### Given data
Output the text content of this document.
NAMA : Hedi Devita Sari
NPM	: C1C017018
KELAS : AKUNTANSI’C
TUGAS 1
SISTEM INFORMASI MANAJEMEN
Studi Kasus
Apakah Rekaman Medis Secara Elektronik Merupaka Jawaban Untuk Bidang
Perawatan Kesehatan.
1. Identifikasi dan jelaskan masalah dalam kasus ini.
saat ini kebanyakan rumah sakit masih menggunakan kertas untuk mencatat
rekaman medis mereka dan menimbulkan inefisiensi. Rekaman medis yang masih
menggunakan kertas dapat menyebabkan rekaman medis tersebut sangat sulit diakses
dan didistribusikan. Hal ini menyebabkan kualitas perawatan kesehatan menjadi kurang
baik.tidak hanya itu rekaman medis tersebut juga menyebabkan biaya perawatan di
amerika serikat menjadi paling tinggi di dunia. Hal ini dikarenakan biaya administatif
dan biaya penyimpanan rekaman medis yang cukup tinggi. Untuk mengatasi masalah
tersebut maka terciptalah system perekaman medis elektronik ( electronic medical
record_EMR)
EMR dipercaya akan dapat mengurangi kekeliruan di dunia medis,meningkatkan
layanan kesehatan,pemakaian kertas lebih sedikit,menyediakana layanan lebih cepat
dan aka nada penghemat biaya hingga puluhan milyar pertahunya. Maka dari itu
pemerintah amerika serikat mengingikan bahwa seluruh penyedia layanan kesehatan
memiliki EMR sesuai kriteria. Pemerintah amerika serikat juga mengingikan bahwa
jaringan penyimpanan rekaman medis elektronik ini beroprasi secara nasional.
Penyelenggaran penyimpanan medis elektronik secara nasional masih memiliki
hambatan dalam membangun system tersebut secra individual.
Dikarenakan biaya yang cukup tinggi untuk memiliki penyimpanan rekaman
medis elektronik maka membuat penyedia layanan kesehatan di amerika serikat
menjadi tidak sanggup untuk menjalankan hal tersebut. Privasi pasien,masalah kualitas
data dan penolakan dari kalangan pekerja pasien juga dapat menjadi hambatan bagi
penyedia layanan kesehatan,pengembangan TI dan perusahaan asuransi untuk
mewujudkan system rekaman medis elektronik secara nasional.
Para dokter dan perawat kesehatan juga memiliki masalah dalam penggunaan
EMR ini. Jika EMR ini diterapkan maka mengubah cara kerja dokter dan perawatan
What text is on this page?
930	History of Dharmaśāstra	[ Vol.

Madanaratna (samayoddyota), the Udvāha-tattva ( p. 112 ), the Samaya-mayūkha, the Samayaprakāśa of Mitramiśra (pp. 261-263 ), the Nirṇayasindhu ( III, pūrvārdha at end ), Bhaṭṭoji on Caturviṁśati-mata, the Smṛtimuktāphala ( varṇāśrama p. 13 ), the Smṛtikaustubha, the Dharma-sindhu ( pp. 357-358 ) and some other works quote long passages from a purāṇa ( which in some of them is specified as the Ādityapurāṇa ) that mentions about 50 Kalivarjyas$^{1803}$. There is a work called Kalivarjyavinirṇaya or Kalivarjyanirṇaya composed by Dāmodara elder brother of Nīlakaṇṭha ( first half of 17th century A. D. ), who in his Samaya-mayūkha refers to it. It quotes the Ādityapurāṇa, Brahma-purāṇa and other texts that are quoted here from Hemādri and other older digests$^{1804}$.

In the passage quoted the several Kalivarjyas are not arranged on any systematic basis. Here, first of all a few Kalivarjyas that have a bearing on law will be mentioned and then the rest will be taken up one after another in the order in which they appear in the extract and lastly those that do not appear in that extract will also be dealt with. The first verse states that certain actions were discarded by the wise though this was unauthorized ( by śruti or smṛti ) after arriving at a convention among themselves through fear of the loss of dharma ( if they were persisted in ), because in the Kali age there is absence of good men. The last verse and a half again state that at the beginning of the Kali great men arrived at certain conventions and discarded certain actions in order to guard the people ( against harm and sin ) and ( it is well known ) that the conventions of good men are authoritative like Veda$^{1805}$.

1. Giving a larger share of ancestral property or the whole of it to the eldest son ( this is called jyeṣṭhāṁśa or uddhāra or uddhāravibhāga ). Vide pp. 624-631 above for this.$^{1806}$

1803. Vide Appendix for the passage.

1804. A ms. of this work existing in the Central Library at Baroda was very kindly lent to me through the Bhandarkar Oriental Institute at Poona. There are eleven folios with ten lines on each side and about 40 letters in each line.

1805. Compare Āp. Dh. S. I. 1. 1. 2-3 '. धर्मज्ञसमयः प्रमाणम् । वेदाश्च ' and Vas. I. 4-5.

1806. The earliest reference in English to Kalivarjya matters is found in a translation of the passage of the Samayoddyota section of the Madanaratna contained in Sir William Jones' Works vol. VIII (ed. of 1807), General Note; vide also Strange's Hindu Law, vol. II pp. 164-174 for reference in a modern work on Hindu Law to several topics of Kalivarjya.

### Stated goal
Each line containing the word "juga" counts once; say how many such lines there are, giving only the number.

### Worked answer
4